* **OBJECTIVE**
Go to the line containing "Extract all readable text from this page." below; retype it and all following lines exactly, and leave out the pictures.

☆ ☆ ☆ ☆

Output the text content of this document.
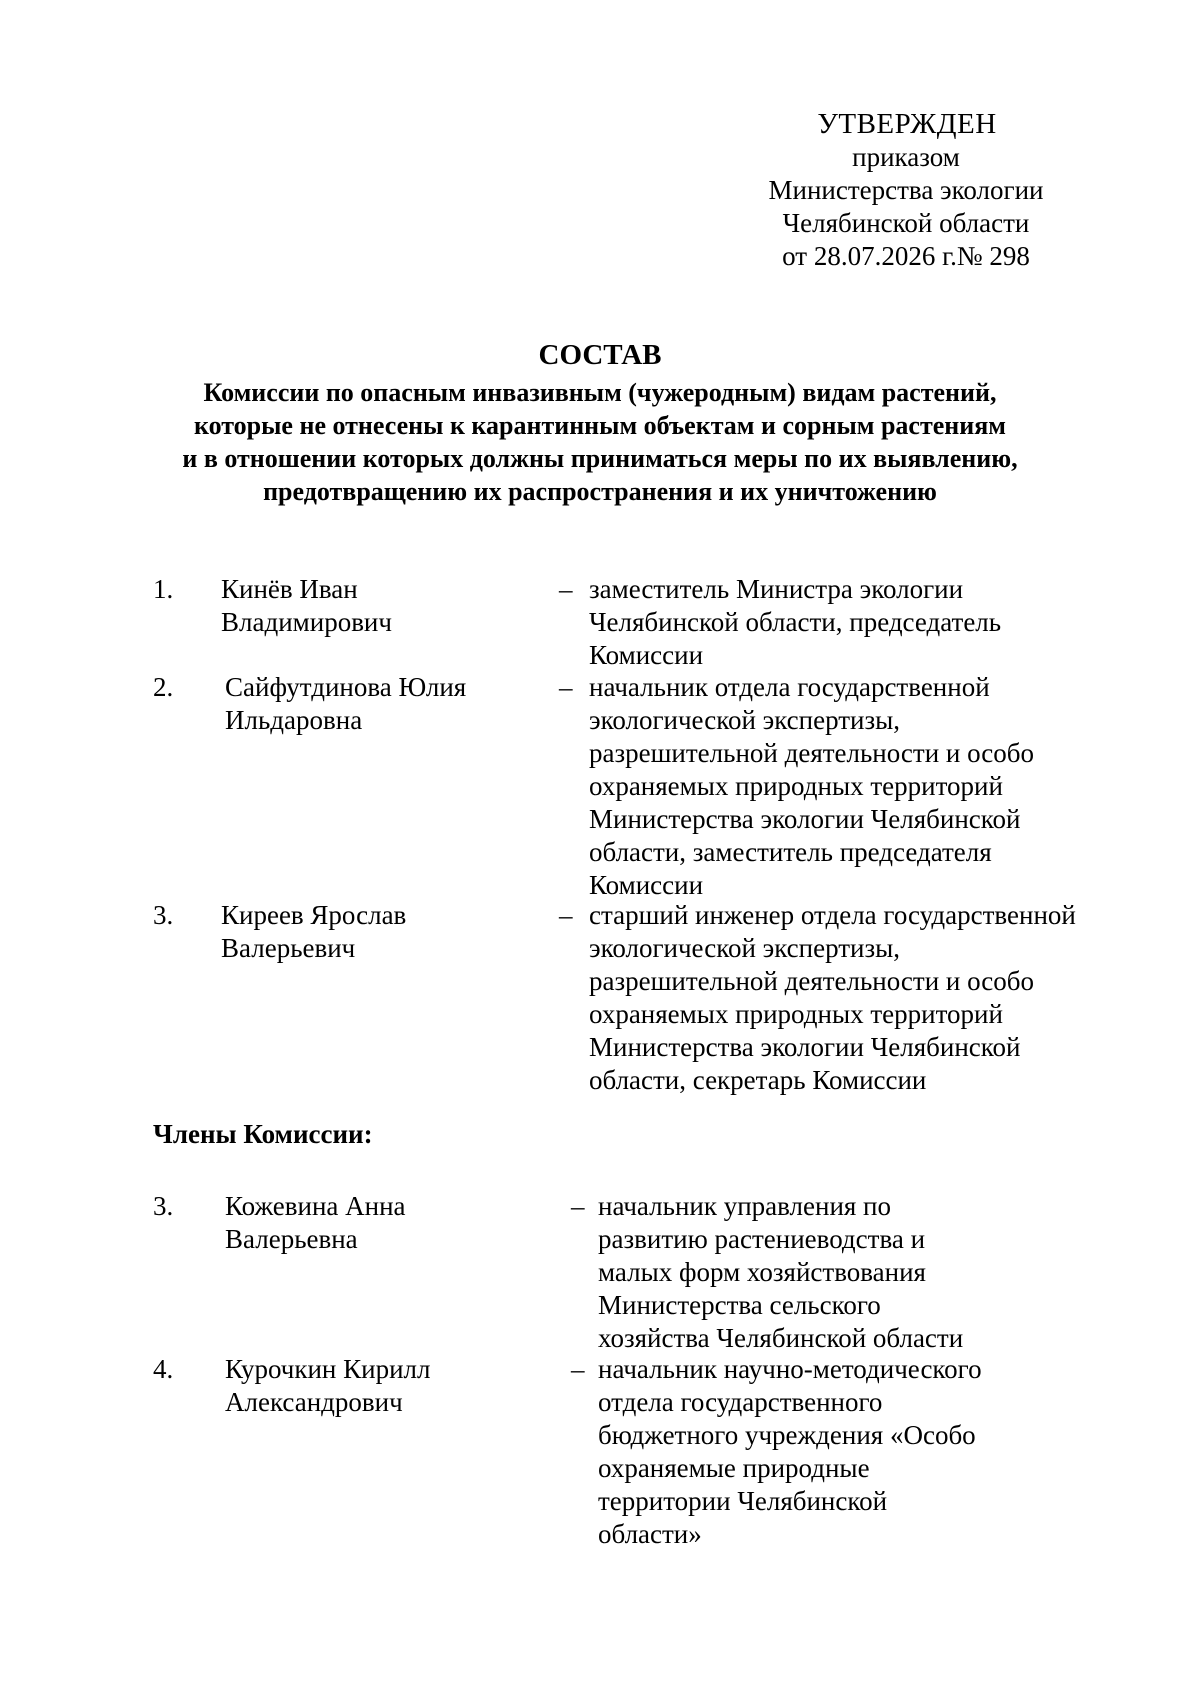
УТВЕРЖДЕН
приказом
Министерства экологии
Челябинской области
от 28.07.2026 г.№ 298
СОСТАВ
Комиссии по опасным инвазивным (чужеродным) видам растений,
которые не отнесены к карантинным объектам и сорным растениям
и в отношении которых должны приниматься меры по их выявлению,
предотвращению их распространения и их уничтожению
1. Кинёв Иван
Владимирович
– заместитель Министра экологии
Челябинской области, председатель
Комиссии
2. Сайфутдинова Юлия
Ильдаровна
– начальник отдела государственной
экологической экспертизы,
разрешительной деятельности и особо
охраняемых природных территорий
Министерства экологии Челябинской
области, заместитель председателя
Комиссии
3. Киреев Ярослав
Валерьевич
– старший инженер отдела государственной
экологической экспертизы,
разрешительной деятельности и особо
охраняемых природных территорий
Министерства экологии Челябинской
области, секретарь Комиссии
Члены Комиссии:
3. Кожевина Анна
Валерьевна
– начальник управления по
развитию растениеводства и
малых форм хозяйствования
Министерства сельского
хозяйства Челябинской области
4. Курочкин Кирилл
Александрович
– начальник научно-методического
отдела государственного
бюджетного учреждения «Особо
охраняемые природные
территории Челябинской
области»
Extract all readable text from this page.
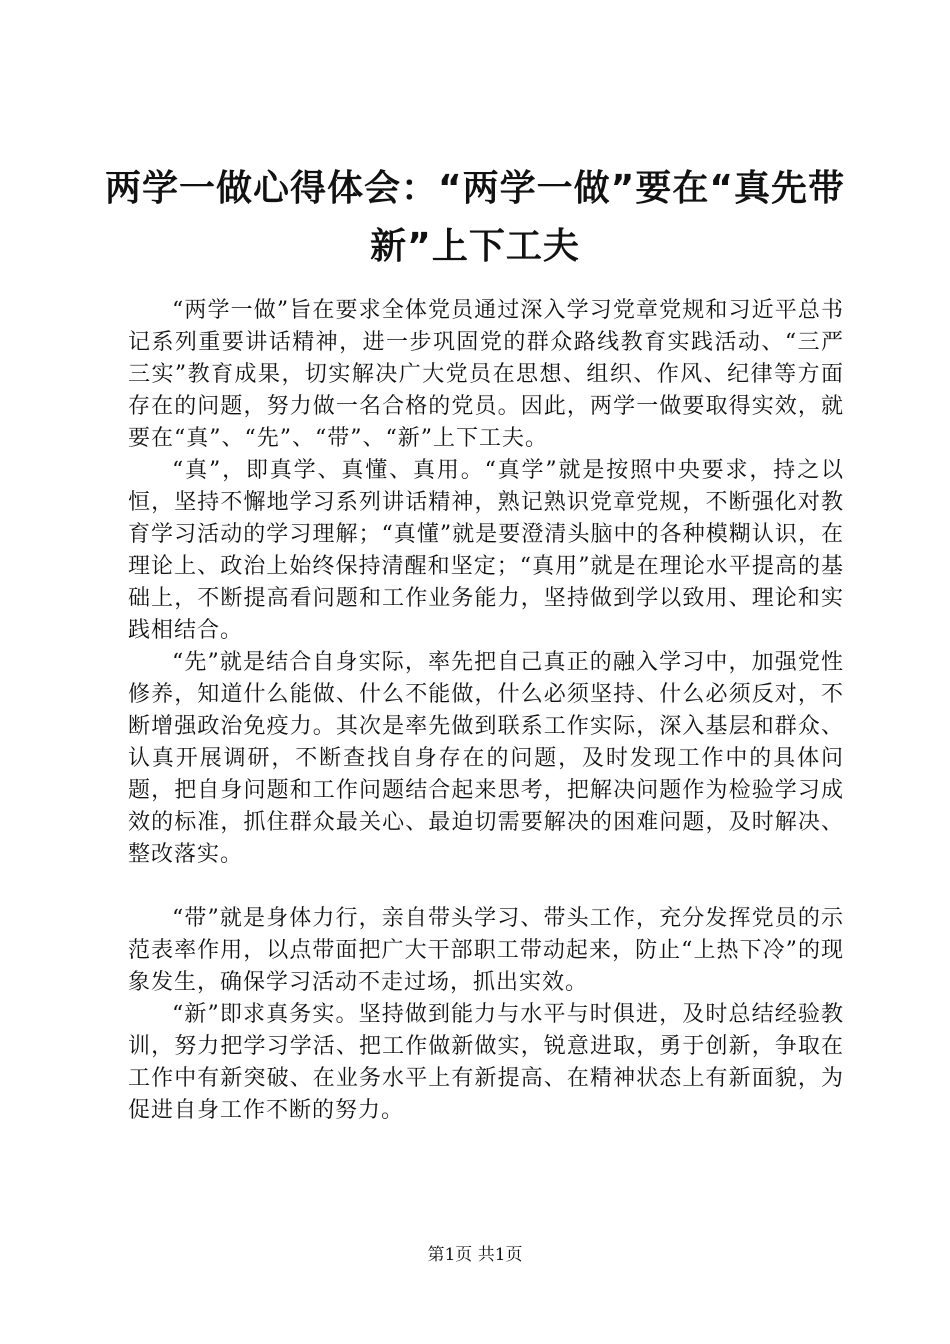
两学一做心得体会：“两学一做”要在“真先带新”上下工夫

“两学一做”旨在要求全体党员通过深入学习党章党规和习近平总书记系列重要讲话精神，进一步巩固党的群众路线教育实践活动、“三严三实”教育成果，切实解决广大党员在思想、组织、作风、纪律等方面存在的问题，努力做一名合格的党员。因此，两学一做要取得实效，就要在“真”、“先”、“带”、“新”上下工夫。

“真”，即真学、真懂、真用。“真学”就是按照中央要求，持之以恒，坚持不懈地学习系列讲话精神，熟记熟识党章党规，不断强化对教育学习活动的学习理解；“真懂”就是要澄清头脑中的各种模糊认识，在理论上、政治上始终保持清醒和坚定；“真用”就是在理论水平提高的基础上，不断提高看问题和工作业务能力，坚持做到学以致用、理论和实践相结合。

“先”就是结合自身实际，率先把自己真正的融入学习中，加强党性修养，知道什么能做、什么不能做，什么必须坚持、什么必须反对，不断增强政治免疫力。其次是率先做到联系工作实际，深入基层和群众、认真开展调研，不断查找自身存在的问题，及时发现工作中的具体问题，把自身问题和工作问题结合起来思考，把解决问题作为检验学习成效的标准，抓住群众最关心、最迫切需要解决的困难问题，及时解决、整改落实。

“带”就是身体力行，亲自带头学习、带头工作，充分发挥党员的示范表率作用，以点带面把广大干部职工带动起来，防止“上热下冷”的现象发生，确保学习活动不走过场，抓出实效。

“新”即求真务实。坚持做到能力与水平与时俱进，及时总结经验教训，努力把学习学活、把工作做新做实，锐意进取，勇于创新，争取在工作中有新突破、在业务水平上有新提高、在精神状态上有新面貌，为促进自身工作不断的努力。

第1页 共1页
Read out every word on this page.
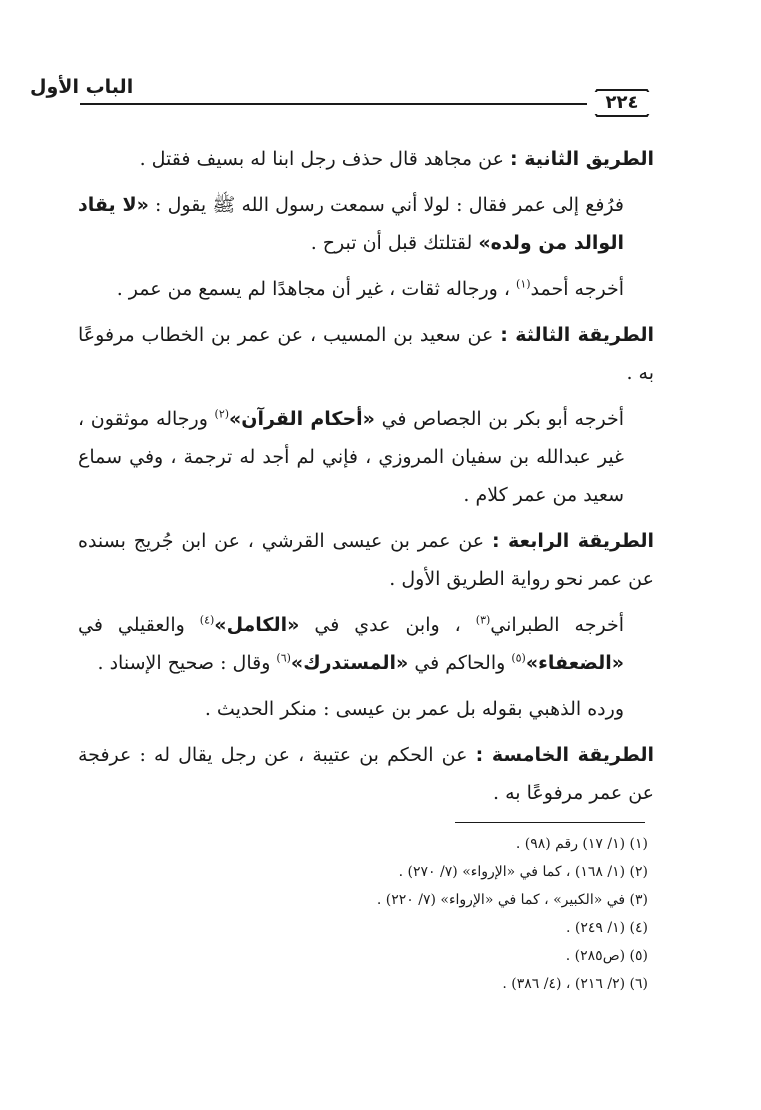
الباب الأول
٢٢٤

الطريق الثانية : عن مجاهد قال حذف رجل ابنا له بسيف فقتل .

فرُفع إلى عمر فقال : لولا أني سمعت رسول الله ﷺ يقول : «لا يقاد الوالد من ولده» لقتلتك قبل أن تبرح .

أخرجه أحمد$^{(١)}$ ، ورجاله ثقات ، غير أن مجاهدًا لم يسمع من عمر .

الطريقة الثالثة : عن سعيد بن المسيب ، عن عمر بن الخطاب مرفوعًا به .

أخرجه أبو بكر بن الجصاص في «أحكام القرآن»$^{(٢)}$ ورجاله موثقون ، غير عبدالله بن سفيان المروزي ، فإني لم أجد له ترجمة ، وفي سماع سعيد من عمر كلام .

الطريقة الرابعة : عن عمر بن عيسى القرشي ، عن ابن جُريج بسنده عن عمر نحو رواية الطريق الأول .

أخرجه الطبراني$^{(٣)}$ ، وابن عدي في «الكامل»$^{(٤)}$ والعقيلي في «الضعفاء»$^{(٥)}$ والحاكم في «المستدرك»$^{(٦)}$ وقال : صحيح الإسناد .

ورده الذهبي بقوله بل عمر بن عيسى : منكر الحديث .

الطريقة الخامسة : عن الحكم بن عتيبة ، عن رجل يقال له : عرفجة عن عمر مرفوعًا به .

(١) (١/ ١٧) رقم (٩٨) .

(٢) (١/ ١٦٨) ، كما في «الإرواء» (٧/ ٢٧٠) .

(٣) في «الكبير» ، كما في «الإرواء» (٧/ ٢٢٠) .

(٤) (١/ ٢٤٩) .

(٥) (ص٢٨٥) .

(٦) (٢/ ٢١٦) ، (٤/ ٣٨٦) .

☆ ☆ ☆ ☆

* **WRITTEN REPLY**
Extract all readable text from this page.
两学一做心得体会：“两学一做”要在“真先带新”上下工夫

“两学一做”旨在要求全体党员通过深入学习党章党规和习近平总书记系列重要讲话精神，进一步巩固党的群众路线教育实践活动、“三严三实”教育成果，切实解决广大党员在思想、组织、作风、纪律等方面存在的问题，努力做一名合格的党员。因此，两学一做要取得实效，就要在“真”、“先”、“带”、“新”上下工夫。

“真”，即真学、真懂、真用。“真学”就是按照中央要求，持之以恒，坚持不懈地学习系列讲话精神，熟记熟识党章党规，不断强化对教育学习活动的学习理解；“真懂”就是要澄清头脑中的各种模糊认识，在理论上、政治上始终保持清醒和坚定；“真用”就是在理论水平提高的基础上，不断提高看问题和工作业务能力，坚持做到学以致用、理论和实践相结合。

“先”就是结合自身实际，率先把自己真正的融入学习中，加强党性修养，知道什么能做、什么不能做，什么必须坚持、什么必须反对，不断增强政治免疫力。其次是率先做到联系工作实际，深入基层和群众、认真开展调研，不断查找自身存在的问题，及时发现工作中的具体问题，把自身问题和工作问题结合起来思考，把解决问题作为检验学习成效的标准，抓住群众最关心、最迫切需要解决的困难问题，及时解决、整改落实。

“带”就是身体力行，亲自带头学习、带头工作，充分发挥党员的示范表率作用，以点带面把广大干部职工带动起来，防止“上热下冷”的现象发生，确保学习活动不走过场，抓出实效。

“新”即求真务实。坚持做到能力与水平与时俱进，及时总结经验教训，努力把学习学活、把工作做新做实，锐意进取，勇于创新，争取在工作中有新突破、在业务水平上有新提高、在精神状态上有新面貌，为促进自身工作不断的努力。

第1页 共1页
Read out every word on this page.
الباب الأول
٢٢٤

الطريق الثانية : عن مجاهد قال حذف رجل ابنا له بسيف فقتل .

فرُفع إلى عمر فقال : لولا أني سمعت رسول الله ﷺ يقول : «لا يقاد الوالد من ولده» لقتلتك قبل أن تبرح .

أخرجه أحمد$^{(١)}$ ، ورجاله ثقات ، غير أن مجاهدًا لم يسمع من عمر .

الطريقة الثالثة : عن سعيد بن المسيب ، عن عمر بن الخطاب مرفوعًا به .

أخرجه أبو بكر بن الجصاص في «أحكام القرآن»$^{(٢)}$ ورجاله موثقون ، غير عبدالله بن سفيان المروزي ، فإني لم أجد له ترجمة ، وفي سماع سعيد من عمر كلام .

الطريقة الرابعة : عن عمر بن عيسى القرشي ، عن ابن جُريج بسنده عن عمر نحو رواية الطريق الأول .

أخرجه الطبراني$^{(٣)}$ ، وابن عدي في «الكامل»$^{(٤)}$ والعقيلي في «الضعفاء»$^{(٥)}$ والحاكم في «المستدرك»$^{(٦)}$ وقال : صحيح الإسناد .

ورده الذهبي بقوله بل عمر بن عيسى : منكر الحديث .

الطريقة الخامسة : عن الحكم بن عتيبة ، عن رجل يقال له : عرفجة عن عمر مرفوعًا به .

(١) (١/ ١٧) رقم (٩٨) .

(٢) (١/ ١٦٨) ، كما في «الإرواء» (٧/ ٢٧٠) .

(٣) في «الكبير» ، كما في «الإرواء» (٧/ ٢٢٠) .

(٤) (١/ ٢٤٩) .

(٥) (ص٢٨٥) .

(٦) (٢/ ٢١٦) ، (٤/ ٣٨٦) .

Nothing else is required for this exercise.